> _Your objective_
Using the records below, please work out how many lines contain "vuotiaat"; answer with the number alone.

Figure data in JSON
** BEGIN **

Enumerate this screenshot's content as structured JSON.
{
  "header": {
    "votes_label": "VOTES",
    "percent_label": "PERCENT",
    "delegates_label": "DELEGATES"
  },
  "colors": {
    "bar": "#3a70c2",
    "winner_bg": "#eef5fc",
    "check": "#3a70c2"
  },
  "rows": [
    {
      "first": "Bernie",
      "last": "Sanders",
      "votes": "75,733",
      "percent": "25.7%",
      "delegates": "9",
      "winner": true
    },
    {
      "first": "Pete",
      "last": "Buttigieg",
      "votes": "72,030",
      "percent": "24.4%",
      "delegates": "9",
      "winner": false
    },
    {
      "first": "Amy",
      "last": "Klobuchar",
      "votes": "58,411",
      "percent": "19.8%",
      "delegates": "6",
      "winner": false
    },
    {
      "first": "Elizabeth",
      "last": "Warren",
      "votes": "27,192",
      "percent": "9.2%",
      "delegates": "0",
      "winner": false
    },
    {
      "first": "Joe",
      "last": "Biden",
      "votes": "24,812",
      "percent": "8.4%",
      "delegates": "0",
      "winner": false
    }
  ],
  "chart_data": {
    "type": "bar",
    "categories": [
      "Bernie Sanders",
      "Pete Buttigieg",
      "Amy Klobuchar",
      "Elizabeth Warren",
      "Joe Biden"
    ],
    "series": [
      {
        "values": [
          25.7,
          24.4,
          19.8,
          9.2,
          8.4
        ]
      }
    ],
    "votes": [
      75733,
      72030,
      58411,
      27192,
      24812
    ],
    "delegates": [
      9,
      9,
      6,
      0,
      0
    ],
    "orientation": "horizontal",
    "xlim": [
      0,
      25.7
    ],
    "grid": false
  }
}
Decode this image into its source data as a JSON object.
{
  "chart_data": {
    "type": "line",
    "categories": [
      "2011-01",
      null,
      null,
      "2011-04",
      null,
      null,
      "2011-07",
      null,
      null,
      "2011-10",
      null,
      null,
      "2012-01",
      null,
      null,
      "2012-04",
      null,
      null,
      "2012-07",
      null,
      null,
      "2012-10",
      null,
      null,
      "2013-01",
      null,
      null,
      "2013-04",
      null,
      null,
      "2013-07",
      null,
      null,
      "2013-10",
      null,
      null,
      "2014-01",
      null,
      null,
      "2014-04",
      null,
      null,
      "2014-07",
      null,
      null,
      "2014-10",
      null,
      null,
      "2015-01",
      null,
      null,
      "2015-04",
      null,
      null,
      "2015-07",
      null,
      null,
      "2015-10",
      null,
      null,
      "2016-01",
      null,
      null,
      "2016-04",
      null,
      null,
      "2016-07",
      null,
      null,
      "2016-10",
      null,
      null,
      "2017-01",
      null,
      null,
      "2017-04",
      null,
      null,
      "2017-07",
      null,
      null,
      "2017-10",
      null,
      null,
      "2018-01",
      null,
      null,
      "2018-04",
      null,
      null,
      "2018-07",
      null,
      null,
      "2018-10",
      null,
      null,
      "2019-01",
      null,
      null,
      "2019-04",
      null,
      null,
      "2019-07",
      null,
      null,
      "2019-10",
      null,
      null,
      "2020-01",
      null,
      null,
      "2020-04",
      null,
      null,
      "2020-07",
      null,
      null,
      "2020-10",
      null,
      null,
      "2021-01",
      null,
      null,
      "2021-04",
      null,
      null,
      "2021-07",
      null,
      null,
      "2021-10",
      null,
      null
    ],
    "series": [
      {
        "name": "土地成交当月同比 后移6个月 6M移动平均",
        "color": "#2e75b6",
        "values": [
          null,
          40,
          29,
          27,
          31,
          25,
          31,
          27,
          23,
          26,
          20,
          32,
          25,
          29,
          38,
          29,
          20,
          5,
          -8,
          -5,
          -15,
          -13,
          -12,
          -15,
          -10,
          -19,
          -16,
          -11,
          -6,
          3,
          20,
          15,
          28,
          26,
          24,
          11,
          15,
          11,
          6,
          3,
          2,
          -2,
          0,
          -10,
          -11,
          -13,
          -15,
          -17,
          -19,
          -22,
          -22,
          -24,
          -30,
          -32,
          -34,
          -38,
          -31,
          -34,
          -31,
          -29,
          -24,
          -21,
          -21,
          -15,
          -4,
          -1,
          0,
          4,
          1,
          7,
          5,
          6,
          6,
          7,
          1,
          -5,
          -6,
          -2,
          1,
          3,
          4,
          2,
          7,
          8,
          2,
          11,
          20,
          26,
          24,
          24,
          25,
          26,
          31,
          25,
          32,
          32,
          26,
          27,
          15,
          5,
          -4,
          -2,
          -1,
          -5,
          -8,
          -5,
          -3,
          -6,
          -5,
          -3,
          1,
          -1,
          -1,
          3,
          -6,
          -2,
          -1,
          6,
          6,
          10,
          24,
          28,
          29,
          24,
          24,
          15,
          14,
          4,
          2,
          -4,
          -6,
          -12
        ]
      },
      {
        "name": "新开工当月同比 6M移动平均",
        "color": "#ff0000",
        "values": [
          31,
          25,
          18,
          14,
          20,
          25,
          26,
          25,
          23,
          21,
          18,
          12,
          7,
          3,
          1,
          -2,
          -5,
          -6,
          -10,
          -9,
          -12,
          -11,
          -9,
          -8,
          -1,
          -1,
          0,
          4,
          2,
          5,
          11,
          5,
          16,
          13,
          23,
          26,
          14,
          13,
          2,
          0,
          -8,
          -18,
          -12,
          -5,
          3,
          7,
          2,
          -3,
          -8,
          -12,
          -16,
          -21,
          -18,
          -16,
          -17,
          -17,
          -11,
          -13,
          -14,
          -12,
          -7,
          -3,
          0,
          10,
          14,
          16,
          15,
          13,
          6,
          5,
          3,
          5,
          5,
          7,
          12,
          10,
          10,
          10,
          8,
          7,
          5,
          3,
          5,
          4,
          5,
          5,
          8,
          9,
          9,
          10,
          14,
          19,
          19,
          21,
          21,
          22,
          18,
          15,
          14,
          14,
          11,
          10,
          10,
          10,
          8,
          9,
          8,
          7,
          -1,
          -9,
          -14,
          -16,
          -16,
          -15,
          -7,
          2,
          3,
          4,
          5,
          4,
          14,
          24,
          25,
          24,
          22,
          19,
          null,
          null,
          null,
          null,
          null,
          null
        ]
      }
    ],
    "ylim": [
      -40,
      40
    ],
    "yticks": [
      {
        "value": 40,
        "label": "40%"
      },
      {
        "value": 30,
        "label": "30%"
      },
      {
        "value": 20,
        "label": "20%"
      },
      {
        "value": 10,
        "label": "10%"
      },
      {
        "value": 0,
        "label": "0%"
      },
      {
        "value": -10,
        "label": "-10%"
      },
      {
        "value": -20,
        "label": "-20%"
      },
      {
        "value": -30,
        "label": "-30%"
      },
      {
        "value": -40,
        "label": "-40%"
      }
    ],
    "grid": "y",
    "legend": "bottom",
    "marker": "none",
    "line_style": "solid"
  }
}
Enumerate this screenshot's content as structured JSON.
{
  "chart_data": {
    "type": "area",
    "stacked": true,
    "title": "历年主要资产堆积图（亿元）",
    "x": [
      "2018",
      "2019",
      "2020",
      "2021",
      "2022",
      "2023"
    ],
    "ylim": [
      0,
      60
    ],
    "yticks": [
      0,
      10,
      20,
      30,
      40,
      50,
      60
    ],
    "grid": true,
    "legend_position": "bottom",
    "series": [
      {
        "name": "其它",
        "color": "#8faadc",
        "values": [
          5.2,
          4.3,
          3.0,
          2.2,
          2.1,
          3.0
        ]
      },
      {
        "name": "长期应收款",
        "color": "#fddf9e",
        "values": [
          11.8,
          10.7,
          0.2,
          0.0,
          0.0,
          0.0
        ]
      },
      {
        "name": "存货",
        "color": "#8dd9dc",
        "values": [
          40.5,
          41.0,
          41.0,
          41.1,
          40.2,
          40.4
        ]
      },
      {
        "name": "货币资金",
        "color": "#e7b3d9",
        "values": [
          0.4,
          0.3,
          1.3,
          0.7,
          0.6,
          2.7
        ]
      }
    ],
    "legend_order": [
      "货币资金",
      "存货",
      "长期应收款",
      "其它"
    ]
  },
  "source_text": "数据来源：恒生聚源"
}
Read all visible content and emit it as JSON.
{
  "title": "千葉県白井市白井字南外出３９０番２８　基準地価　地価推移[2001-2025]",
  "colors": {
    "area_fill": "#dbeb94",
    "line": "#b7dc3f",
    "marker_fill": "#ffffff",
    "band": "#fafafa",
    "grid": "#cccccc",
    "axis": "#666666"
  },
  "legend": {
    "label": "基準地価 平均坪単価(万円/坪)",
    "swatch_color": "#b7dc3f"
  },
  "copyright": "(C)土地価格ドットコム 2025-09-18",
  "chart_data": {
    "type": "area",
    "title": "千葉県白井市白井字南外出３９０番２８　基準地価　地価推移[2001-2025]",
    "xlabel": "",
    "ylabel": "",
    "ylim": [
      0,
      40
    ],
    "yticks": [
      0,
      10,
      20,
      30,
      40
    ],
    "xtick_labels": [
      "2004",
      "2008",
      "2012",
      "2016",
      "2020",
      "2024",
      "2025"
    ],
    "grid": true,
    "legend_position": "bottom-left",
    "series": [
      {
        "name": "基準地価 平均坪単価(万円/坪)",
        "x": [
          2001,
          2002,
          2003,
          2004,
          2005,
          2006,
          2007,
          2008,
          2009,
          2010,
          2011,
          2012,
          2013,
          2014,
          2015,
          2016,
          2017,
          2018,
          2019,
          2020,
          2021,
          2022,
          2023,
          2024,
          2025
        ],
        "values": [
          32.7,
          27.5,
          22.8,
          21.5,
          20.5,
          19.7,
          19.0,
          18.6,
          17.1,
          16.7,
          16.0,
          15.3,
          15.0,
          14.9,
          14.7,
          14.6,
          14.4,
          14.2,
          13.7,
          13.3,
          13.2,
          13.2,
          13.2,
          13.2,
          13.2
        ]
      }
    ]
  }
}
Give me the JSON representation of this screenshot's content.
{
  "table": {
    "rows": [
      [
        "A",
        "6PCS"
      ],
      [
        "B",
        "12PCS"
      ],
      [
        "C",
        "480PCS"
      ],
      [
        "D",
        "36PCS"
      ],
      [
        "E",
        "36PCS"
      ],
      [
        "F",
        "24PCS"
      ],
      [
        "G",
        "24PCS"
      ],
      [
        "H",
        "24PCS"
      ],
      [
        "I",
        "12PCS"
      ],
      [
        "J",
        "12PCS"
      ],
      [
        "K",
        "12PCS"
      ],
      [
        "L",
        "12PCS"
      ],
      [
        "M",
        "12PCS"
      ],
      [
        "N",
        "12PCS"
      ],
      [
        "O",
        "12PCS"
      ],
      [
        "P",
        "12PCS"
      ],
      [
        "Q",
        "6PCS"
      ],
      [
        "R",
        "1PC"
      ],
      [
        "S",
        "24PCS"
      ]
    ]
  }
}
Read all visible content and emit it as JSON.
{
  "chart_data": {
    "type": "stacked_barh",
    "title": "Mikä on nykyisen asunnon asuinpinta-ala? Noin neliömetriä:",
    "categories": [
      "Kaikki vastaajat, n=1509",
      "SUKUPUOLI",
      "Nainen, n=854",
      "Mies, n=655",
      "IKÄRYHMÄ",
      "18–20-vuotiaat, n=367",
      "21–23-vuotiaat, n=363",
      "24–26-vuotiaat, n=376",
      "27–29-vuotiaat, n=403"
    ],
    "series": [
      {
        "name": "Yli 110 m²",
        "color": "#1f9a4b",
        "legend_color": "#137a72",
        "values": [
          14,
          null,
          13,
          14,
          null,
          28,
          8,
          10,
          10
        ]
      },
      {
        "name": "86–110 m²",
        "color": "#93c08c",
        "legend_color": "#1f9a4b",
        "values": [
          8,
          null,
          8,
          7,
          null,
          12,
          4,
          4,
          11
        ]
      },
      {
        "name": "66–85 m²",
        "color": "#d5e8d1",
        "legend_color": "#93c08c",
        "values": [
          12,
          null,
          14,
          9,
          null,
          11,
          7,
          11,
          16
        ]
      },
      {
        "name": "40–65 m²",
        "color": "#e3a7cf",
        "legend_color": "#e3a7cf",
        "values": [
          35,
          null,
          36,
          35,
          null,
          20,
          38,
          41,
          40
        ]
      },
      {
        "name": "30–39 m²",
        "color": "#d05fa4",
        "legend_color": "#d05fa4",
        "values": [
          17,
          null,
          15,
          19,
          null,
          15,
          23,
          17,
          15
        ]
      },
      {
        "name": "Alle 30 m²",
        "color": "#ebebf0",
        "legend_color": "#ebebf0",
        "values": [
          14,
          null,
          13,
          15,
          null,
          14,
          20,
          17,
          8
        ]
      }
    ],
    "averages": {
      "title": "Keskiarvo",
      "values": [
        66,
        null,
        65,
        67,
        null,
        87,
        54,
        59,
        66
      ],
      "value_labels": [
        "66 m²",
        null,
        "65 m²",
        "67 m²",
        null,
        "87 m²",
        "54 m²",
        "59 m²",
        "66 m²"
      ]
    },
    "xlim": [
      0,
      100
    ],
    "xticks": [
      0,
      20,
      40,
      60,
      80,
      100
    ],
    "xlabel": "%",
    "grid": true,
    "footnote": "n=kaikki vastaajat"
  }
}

** END **

> _Solution to this problem_
4